▶ _Material for this task_

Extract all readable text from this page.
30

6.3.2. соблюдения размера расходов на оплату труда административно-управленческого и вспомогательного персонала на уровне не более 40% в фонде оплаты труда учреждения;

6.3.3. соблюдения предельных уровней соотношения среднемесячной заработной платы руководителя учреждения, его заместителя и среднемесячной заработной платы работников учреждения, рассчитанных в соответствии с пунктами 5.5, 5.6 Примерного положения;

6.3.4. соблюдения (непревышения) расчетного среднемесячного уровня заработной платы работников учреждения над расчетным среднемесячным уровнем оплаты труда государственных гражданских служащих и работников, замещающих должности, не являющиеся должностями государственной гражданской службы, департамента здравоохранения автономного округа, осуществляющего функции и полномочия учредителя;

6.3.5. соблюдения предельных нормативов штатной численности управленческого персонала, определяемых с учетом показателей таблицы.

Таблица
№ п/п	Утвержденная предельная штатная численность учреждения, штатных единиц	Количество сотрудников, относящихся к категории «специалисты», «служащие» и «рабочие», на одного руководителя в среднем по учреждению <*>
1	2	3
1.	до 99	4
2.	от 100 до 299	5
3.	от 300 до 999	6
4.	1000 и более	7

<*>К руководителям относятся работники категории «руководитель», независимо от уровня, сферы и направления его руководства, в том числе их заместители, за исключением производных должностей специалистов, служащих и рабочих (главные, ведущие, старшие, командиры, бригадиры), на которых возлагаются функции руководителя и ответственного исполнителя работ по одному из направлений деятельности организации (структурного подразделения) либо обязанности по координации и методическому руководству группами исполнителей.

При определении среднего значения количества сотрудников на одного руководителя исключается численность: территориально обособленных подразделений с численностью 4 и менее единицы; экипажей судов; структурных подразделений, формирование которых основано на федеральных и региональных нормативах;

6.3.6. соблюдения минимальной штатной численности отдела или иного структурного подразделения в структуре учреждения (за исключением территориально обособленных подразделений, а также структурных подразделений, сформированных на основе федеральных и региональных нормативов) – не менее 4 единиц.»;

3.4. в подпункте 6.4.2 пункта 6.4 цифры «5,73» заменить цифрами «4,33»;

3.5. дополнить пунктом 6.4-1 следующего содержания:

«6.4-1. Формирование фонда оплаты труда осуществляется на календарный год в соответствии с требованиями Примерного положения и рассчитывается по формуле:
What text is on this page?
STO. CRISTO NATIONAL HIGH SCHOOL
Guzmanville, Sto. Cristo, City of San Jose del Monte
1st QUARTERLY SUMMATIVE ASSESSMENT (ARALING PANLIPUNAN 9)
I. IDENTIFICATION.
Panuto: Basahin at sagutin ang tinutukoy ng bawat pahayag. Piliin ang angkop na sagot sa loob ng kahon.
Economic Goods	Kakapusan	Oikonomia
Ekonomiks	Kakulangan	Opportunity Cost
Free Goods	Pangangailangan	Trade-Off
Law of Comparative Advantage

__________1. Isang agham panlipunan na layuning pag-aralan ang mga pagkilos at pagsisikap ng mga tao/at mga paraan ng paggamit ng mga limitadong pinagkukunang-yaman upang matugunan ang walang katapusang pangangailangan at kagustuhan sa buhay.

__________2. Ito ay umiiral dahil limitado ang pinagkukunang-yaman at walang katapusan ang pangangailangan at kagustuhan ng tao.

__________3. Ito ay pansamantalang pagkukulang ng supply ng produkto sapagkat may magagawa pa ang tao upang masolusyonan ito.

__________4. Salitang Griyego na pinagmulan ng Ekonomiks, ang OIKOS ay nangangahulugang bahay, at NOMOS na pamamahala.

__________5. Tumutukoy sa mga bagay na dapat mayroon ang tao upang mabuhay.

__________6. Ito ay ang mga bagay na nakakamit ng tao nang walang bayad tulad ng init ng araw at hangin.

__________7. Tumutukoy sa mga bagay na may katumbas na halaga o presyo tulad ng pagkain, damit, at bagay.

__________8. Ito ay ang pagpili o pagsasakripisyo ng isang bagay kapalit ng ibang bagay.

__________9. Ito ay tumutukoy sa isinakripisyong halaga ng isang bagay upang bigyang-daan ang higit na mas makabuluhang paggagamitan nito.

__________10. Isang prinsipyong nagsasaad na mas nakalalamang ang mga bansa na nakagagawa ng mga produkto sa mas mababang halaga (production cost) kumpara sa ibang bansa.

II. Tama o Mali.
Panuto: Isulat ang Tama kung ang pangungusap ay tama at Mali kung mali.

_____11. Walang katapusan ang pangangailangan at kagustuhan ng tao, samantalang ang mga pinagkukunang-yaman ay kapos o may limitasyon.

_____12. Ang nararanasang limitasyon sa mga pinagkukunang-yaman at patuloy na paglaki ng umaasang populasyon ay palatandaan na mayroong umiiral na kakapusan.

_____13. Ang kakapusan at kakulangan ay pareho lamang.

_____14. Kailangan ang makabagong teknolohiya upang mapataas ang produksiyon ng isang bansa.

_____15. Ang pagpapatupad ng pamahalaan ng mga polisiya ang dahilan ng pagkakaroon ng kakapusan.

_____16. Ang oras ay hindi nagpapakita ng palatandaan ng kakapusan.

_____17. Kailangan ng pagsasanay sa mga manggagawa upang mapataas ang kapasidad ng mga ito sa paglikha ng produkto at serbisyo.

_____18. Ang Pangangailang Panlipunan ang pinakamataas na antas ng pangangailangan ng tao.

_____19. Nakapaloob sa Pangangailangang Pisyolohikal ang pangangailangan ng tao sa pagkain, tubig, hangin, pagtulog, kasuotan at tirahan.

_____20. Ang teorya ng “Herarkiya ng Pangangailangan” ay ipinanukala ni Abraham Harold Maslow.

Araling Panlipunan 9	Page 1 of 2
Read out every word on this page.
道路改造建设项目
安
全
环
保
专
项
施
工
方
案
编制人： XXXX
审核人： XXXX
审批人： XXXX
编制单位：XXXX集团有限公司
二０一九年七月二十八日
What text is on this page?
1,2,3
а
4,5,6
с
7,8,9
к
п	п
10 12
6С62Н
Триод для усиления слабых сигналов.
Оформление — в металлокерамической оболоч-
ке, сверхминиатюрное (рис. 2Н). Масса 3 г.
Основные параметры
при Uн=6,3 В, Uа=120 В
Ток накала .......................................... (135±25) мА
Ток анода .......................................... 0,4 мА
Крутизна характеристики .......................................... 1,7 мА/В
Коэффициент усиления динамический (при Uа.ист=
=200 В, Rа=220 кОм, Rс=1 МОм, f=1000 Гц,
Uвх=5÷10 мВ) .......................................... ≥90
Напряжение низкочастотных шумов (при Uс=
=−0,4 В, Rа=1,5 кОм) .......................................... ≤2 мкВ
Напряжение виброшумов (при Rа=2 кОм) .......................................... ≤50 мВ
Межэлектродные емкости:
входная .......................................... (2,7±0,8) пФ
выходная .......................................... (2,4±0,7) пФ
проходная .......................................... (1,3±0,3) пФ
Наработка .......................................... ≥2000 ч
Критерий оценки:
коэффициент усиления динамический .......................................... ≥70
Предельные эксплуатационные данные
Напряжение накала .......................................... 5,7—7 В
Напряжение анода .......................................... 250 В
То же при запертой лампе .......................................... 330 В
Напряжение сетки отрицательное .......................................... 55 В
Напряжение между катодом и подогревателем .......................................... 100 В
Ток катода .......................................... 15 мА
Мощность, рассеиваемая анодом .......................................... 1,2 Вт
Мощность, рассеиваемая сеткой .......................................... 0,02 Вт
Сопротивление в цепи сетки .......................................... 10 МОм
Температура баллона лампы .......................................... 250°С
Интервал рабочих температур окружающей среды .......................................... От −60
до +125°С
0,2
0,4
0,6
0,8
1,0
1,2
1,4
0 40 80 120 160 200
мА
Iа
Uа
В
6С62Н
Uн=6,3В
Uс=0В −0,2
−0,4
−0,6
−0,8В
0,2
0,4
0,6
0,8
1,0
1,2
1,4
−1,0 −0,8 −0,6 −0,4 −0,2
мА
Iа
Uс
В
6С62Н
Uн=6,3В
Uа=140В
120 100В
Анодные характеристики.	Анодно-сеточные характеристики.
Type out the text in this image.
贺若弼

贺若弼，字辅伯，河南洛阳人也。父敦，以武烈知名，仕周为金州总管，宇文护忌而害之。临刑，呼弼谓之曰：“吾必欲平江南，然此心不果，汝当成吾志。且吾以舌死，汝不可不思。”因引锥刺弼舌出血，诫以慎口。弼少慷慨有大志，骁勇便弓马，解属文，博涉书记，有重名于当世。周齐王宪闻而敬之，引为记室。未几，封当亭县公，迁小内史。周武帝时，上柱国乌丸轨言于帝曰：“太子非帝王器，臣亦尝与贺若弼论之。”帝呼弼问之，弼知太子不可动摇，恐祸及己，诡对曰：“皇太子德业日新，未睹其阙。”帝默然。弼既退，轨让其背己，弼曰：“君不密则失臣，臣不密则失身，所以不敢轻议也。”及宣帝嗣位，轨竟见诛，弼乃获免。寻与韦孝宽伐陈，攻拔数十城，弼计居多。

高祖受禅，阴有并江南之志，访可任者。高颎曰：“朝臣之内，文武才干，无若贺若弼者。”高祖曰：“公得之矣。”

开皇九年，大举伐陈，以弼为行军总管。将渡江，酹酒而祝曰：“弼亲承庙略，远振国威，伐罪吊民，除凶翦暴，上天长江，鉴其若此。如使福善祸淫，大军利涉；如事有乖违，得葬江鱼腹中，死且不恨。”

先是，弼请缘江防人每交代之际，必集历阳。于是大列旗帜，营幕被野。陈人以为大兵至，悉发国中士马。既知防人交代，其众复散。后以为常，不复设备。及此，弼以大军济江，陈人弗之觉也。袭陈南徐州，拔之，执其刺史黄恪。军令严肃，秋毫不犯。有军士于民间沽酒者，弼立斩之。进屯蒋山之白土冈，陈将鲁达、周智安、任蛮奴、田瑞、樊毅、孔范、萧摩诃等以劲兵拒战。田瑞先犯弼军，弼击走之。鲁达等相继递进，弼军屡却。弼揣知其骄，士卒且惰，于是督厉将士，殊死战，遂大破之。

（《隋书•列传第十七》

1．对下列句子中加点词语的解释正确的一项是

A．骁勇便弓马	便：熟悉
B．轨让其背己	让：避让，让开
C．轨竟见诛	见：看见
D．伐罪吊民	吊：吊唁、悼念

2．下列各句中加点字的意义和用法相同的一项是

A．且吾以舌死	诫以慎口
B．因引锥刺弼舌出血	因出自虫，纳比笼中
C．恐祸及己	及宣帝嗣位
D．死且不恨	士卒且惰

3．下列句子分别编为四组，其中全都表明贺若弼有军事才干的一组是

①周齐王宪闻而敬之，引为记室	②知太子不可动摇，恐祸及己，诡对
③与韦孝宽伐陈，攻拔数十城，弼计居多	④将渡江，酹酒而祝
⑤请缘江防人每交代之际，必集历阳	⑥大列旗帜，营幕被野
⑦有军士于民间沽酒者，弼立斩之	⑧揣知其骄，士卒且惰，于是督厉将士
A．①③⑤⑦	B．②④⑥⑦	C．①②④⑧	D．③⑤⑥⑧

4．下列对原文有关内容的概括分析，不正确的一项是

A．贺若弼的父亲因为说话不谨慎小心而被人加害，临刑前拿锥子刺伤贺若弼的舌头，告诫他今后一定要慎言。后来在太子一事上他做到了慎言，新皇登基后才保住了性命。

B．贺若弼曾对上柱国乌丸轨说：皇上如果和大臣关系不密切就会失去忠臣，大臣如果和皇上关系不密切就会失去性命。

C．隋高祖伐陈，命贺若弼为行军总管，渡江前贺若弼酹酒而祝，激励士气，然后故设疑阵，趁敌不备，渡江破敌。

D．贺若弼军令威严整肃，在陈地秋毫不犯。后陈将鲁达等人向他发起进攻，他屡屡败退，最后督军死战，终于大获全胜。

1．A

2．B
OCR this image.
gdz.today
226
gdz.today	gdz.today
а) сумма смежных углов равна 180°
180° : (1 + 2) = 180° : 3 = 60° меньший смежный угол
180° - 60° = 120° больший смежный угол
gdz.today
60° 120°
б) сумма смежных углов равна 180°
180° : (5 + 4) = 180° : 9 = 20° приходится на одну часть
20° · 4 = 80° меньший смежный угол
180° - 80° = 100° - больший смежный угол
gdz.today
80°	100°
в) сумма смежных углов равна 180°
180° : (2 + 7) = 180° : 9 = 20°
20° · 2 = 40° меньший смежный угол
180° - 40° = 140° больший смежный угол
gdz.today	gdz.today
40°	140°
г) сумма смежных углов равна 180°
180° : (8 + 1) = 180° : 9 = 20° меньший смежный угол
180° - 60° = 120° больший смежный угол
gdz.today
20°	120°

▶ _Problem statement_
Read the entries and select each line where the word "численности" is found.

▶ _Output for this task_
6.3.5. соблюдения предельных нормативов штатной численности управленческого персонала, определяемых с учетом показателей таблицы.
6.3.6. соблюдения минимальной штатной численности отдела или иного структурного подразделения в структуре учреждения (за исключением территориально обособленных подразделений, а также структурных подразделений, сформированных на основе федеральных и региональных нормативов) – не менее 4 единиц.»;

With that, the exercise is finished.